— START RECORDS FOR THIS EXERCISE —
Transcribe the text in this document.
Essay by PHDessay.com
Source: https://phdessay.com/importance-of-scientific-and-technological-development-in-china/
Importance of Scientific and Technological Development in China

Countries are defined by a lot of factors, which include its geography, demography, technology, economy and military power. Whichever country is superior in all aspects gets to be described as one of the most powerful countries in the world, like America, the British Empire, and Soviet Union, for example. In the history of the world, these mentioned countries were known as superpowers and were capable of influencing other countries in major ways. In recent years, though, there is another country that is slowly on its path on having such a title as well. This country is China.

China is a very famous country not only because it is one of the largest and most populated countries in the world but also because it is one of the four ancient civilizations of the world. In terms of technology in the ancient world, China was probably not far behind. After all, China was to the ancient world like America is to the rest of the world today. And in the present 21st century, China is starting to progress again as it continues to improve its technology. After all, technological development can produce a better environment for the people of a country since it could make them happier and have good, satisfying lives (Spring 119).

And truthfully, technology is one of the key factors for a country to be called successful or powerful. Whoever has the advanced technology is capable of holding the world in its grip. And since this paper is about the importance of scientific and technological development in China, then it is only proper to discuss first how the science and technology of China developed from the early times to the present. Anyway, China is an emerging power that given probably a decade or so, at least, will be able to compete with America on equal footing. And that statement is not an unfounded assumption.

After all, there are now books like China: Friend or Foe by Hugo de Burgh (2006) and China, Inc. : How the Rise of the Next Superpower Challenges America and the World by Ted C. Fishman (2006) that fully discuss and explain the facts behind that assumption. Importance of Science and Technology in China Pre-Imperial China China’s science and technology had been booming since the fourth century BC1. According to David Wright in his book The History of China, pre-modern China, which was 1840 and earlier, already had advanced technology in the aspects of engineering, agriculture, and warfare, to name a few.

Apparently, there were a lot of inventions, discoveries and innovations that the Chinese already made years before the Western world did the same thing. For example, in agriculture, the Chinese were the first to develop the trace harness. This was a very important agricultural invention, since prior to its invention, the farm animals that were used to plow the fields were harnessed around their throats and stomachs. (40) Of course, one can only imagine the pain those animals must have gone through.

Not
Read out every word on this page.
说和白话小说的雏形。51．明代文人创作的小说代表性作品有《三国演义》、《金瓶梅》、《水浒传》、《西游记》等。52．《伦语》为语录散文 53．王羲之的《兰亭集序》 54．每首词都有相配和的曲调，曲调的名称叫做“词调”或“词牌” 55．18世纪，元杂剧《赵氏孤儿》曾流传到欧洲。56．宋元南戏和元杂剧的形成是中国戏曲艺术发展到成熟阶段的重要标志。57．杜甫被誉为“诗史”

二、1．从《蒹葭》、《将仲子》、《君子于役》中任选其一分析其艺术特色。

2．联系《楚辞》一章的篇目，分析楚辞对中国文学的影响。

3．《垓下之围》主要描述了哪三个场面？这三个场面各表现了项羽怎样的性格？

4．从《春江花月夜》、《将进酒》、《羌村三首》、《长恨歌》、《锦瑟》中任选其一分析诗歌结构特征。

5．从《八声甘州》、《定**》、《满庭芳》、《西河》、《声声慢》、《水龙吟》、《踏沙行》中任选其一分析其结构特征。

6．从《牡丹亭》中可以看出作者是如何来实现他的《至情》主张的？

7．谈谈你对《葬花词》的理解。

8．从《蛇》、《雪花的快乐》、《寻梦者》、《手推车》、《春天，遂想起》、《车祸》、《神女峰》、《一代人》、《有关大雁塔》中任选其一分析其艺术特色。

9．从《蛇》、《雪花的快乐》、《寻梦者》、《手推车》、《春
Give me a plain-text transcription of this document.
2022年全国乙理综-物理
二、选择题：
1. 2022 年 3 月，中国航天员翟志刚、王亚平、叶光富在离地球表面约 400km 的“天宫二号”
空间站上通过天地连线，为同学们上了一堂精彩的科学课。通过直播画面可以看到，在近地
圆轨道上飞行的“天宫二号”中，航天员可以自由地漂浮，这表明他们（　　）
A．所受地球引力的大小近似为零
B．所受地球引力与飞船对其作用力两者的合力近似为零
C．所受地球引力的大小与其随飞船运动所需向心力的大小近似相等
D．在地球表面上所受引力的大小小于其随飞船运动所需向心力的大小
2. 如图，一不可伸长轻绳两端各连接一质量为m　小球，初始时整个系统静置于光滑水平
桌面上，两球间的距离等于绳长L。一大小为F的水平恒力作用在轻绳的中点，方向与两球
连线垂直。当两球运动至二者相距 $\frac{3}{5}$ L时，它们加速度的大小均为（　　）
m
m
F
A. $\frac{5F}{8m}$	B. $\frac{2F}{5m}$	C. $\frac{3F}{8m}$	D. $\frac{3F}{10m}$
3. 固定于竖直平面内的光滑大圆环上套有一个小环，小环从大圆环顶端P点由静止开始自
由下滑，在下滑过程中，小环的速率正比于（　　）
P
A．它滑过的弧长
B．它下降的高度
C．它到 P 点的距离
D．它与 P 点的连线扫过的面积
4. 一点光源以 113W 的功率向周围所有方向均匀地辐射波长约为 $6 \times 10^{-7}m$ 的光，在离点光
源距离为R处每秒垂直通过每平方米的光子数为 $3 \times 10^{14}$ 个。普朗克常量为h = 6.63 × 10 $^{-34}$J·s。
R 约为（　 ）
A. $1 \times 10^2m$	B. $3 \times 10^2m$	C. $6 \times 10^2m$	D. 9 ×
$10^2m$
— END RECORDS FOR THIS EXERCISE —
SHORT EXERCISE:
Output all records verbatim.

ANSWER FOR THIS EXERCISE:
Transcribe the text in this document.
Essay by PHDessay.com
Source: https://phdessay.com/importance-of-scientific-and-technological-development-in-china/
Importance of Scientific and Technological Development in China

Countries are defined by a lot of factors, which include its geography, demography, technology, economy and military power. Whichever country is superior in all aspects gets to be described as one of the most powerful countries in the world, like America, the British Empire, and Soviet Union, for example. In the history of the world, these mentioned countries were known as superpowers and were capable of influencing other countries in major ways. In recent years, though, there is another country that is slowly on its path on having such a title as well. This country is China.

China is a very famous country not only because it is one of the largest and most populated countries in the world but also because it is one of the four ancient civilizations of the world. In terms of technology in the ancient world, China was probably not far behind. After all, China was to the ancient world like America is to the rest of the world today. And in the present 21st century, China is starting to progress again as it continues to improve its technology. After all, technological development can produce a better environment for the people of a country since it could make them happier and have good, satisfying lives (Spring 119).

And truthfully, technology is one of the key factors for a country to be called successful or powerful. Whoever has the advanced technology is capable of holding the world in its grip. And since this paper is about the importance of scientific and technological development in China, then it is only proper to discuss first how the science and technology of China developed from the early times to the present. Anyway, China is an emerging power that given probably a decade or so, at least, will be able to compete with America on equal footing. And that statement is not an unfounded assumption.

After all, there are now books like China: Friend or Foe by Hugo de Burgh (2006) and China, Inc. : How the Rise of the Next Superpower Challenges America and the World by Ted C. Fishman (2006) that fully discuss and explain the facts behind that assumption. Importance of Science and Technology in China Pre-Imperial China China’s science and technology had been booming since the fourth century BC1. According to David Wright in his book The History of China, pre-modern China, which was 1840 and earlier, already had advanced technology in the aspects of engineering, agriculture, and warfare, to name a few.

Apparently, there were a lot of inventions, discoveries and innovations that the Chinese already made years before the Western world did the same thing. For example, in agriculture, the Chinese were the first to develop the trace harness. This was a very important agricultural invention, since prior to its invention, the farm animals that were used to plow the fields were harnessed around their throats and stomachs. (40) Of course, one can only imagine the pain those animals must have gone through.

Not
Read out every word on this page.
说和白话小说的雏形。51．明代文人创作的小说代表性作品有《三国演义》、《金瓶梅》、《水浒传》、《西游记》等。52．《伦语》为语录散文 53．王羲之的《兰亭集序》 54．每首词都有相配和的曲调，曲调的名称叫做“词调”或“词牌” 55．18世纪，元杂剧《赵氏孤儿》曾流传到欧洲。56．宋元南戏和元杂剧的形成是中国戏曲艺术发展到成熟阶段的重要标志。57．杜甫被誉为“诗史”

二、1．从《蒹葭》、《将仲子》、《君子于役》中任选其一分析其艺术特色。

2．联系《楚辞》一章的篇目，分析楚辞对中国文学的影响。

3．《垓下之围》主要描述了哪三个场面？这三个场面各表现了项羽怎样的性格？

4．从《春江花月夜》、《将进酒》、《羌村三首》、《长恨歌》、《锦瑟》中任选其一分析诗歌结构特征。

5．从《八声甘州》、《定**》、《满庭芳》、《西河》、《声声慢》、《水龙吟》、《踏沙行》中任选其一分析其结构特征。

6．从《牡丹亭》中可以看出作者是如何来实现他的《至情》主张的？

7．谈谈你对《葬花词》的理解。

8．从《蛇》、《雪花的快乐》、《寻梦者》、《手推车》、《春天，遂想起》、《车祸》、《神女峰》、《一代人》、《有关大雁塔》中任选其一分析其艺术特色。

9．从《蛇》、《雪花的快乐》、《寻梦者》、《手推车》、《春
Give me a plain-text transcription of this document.
2022年全国乙理综-物理
二、选择题：
1. 2022 年 3 月，中国航天员翟志刚、王亚平、叶光富在离地球表面约 400km 的“天宫二号”
空间站上通过天地连线，为同学们上了一堂精彩的科学课。通过直播画面可以看到，在近地
圆轨道上飞行的“天宫二号”中，航天员可以自由地漂浮，这表明他们（　　）
A．所受地球引力的大小近似为零
B．所受地球引力与飞船对其作用力两者的合力近似为零
C．所受地球引力的大小与其随飞船运动所需向心力的大小近似相等
D．在地球表面上所受引力的大小小于其随飞船运动所需向心力的大小
2. 如图，一不可伸长轻绳两端各连接一质量为m　小球，初始时整个系统静置于光滑水平
桌面上，两球间的距离等于绳长L。一大小为F的水平恒力作用在轻绳的中点，方向与两球
连线垂直。当两球运动至二者相距 $\frac{3}{5}$ L时，它们加速度的大小均为（　　）
m
m
F
A. $\frac{5F}{8m}$	B. $\frac{2F}{5m}$	C. $\frac{3F}{8m}$	D. $\frac{3F}{10m}$
3. 固定于竖直平面内的光滑大圆环上套有一个小环，小环从大圆环顶端P点由静止开始自
由下滑，在下滑过程中，小环的速率正比于（　　）
P
A．它滑过的弧长
B．它下降的高度
C．它到 P 点的距离
D．它与 P 点的连线扫过的面积
4. 一点光源以 113W 的功率向周围所有方向均匀地辐射波长约为 $6 \times 10^{-7}m$ 的光，在离点光
源距离为R处每秒垂直通过每平方米的光子数为 $3 \times 10^{14}$ 个。普朗克常量为h = 6.63 × 10 $^{-34}$J·s。
R 约为（　 ）
A. $1 \times 10^2m$	B. $3 \times 10^2m$	C. $6 \times 10^2m$	D. 9 ×
$10^2m$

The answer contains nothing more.